◆ DATA SHOWN ◆
** begin **

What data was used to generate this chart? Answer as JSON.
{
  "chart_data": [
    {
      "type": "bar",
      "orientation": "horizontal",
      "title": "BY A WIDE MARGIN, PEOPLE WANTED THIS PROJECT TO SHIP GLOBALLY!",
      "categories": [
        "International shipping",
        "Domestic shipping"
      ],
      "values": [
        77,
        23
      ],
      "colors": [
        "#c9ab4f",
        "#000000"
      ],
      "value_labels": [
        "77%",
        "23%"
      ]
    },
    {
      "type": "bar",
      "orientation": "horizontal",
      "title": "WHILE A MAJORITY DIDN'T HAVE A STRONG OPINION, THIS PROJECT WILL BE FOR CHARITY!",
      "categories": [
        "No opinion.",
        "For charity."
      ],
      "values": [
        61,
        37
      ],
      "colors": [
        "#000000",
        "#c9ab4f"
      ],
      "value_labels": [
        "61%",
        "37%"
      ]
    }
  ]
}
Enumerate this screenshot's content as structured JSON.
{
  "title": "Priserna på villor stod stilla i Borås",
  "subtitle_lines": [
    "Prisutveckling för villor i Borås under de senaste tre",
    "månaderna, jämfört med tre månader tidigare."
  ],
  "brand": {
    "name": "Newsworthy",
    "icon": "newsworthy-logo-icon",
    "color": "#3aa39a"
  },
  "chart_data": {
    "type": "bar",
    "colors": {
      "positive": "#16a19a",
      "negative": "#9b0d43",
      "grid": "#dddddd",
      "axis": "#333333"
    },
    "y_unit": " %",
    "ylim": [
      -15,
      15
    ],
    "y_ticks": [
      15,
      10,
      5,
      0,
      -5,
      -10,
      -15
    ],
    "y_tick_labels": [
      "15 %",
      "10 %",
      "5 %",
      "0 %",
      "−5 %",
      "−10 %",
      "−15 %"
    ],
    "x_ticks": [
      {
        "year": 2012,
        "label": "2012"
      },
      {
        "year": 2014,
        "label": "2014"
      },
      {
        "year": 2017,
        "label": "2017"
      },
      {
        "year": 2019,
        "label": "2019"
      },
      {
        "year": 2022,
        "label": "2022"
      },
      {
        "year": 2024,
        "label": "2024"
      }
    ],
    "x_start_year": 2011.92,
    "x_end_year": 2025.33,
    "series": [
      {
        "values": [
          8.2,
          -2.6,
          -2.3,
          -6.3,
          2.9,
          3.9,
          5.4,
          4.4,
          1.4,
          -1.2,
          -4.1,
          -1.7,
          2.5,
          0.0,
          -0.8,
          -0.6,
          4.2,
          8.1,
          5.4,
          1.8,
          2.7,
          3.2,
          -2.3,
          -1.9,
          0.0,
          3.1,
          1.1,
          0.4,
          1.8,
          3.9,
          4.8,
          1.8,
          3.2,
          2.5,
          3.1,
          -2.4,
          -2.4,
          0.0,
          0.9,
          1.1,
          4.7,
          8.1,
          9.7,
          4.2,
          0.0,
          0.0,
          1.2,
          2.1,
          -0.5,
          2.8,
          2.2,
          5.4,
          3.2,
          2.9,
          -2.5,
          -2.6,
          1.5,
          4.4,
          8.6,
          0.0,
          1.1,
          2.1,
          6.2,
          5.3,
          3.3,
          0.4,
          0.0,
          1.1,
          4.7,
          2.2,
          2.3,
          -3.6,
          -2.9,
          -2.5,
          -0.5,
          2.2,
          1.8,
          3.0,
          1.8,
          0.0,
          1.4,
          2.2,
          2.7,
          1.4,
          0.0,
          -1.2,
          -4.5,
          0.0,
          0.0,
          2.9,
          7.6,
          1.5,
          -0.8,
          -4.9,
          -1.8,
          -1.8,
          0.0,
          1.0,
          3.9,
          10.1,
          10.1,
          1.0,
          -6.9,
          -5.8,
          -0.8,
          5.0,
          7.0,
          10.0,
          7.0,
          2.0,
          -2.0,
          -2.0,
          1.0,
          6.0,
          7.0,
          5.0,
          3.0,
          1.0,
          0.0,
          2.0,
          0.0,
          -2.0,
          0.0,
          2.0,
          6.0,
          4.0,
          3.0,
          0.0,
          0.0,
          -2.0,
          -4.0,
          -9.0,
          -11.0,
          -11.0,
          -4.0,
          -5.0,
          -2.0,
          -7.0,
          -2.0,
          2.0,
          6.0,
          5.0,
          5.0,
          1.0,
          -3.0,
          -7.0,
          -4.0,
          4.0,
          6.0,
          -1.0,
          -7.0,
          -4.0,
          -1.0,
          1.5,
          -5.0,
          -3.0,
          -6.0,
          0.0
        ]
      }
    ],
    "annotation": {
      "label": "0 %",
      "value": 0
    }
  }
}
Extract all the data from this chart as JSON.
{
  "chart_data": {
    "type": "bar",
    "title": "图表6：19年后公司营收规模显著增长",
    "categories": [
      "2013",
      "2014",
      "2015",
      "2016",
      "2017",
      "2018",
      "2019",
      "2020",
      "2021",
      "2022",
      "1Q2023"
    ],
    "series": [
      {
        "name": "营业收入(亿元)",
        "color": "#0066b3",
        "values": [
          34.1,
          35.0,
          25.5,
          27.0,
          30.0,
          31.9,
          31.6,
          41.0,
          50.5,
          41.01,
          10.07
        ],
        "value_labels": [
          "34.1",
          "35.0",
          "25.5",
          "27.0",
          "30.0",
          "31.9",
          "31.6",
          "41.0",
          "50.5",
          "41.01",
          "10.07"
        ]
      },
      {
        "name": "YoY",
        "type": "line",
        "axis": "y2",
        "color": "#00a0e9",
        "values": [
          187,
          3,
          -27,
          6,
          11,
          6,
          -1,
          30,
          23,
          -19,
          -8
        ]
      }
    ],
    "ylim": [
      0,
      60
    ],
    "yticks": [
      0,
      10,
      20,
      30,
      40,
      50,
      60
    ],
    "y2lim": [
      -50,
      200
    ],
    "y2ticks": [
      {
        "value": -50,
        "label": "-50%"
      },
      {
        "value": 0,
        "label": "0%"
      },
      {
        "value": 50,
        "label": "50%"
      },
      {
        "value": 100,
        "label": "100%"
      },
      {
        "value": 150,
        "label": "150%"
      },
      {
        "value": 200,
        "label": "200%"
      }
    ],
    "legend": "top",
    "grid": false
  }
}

** end **

◆ WHAT IS ASKED ◆
Give back exactly the lines from the line holding "Extract all the data from this chart as JSON." through the last line of the listing, including both.

◆ OUTPUT FOR THIS TASK ◆
Extract all the data from this chart as JSON.
{
  "chart_data": {
    "type": "bar",
    "title": "图表6：19年后公司营收规模显著增长",
    "categories": [
      "2013",
      "2014",
      "2015",
      "2016",
      "2017",
      "2018",
      "2019",
      "2020",
      "2021",
      "2022",
      "1Q2023"
    ],
    "series": [
      {
        "name": "营业收入(亿元)",
        "color": "#0066b3",
        "values": [
          34.1,
          35.0,
          25.5,
          27.0,
          30.0,
          31.9,
          31.6,
          41.0,
          50.5,
          41.01,
          10.07
        ],
        "value_labels": [
          "34.1",
          "35.0",
          "25.5",
          "27.0",
          "30.0",
          "31.9",
          "31.6",
          "41.0",
          "50.5",
          "41.01",
          "10.07"
        ]
      },
      {
        "name": "YoY",
        "type": "line",
        "axis": "y2",
        "color": "#00a0e9",
        "values": [
          187,
          3,
          -27,
          6,
          11,
          6,
          -1,
          30,
          23,
          -19,
          -8
        ]
      }
    ],
    "ylim": [
      0,
      60
    ],
    "yticks": [
      0,
      10,
      20,
      30,
      40,
      50,
      60
    ],
    "y2lim": [
      -50,
      200
    ],
    "y2ticks": [
      {
        "value": -50,
        "label": "-50%"
      },
      {
        "value": 0,
        "label": "0%"
      },
      {
        "value": 50,
        "label": "50%"
      },
      {
        "value": 100,
        "label": "100%"
      },
      {
        "value": 150,
        "label": "150%"
      },
      {
        "value": 200,
        "label": "200%"
      }
    ],
    "legend": "top",
    "grid": false
  }
}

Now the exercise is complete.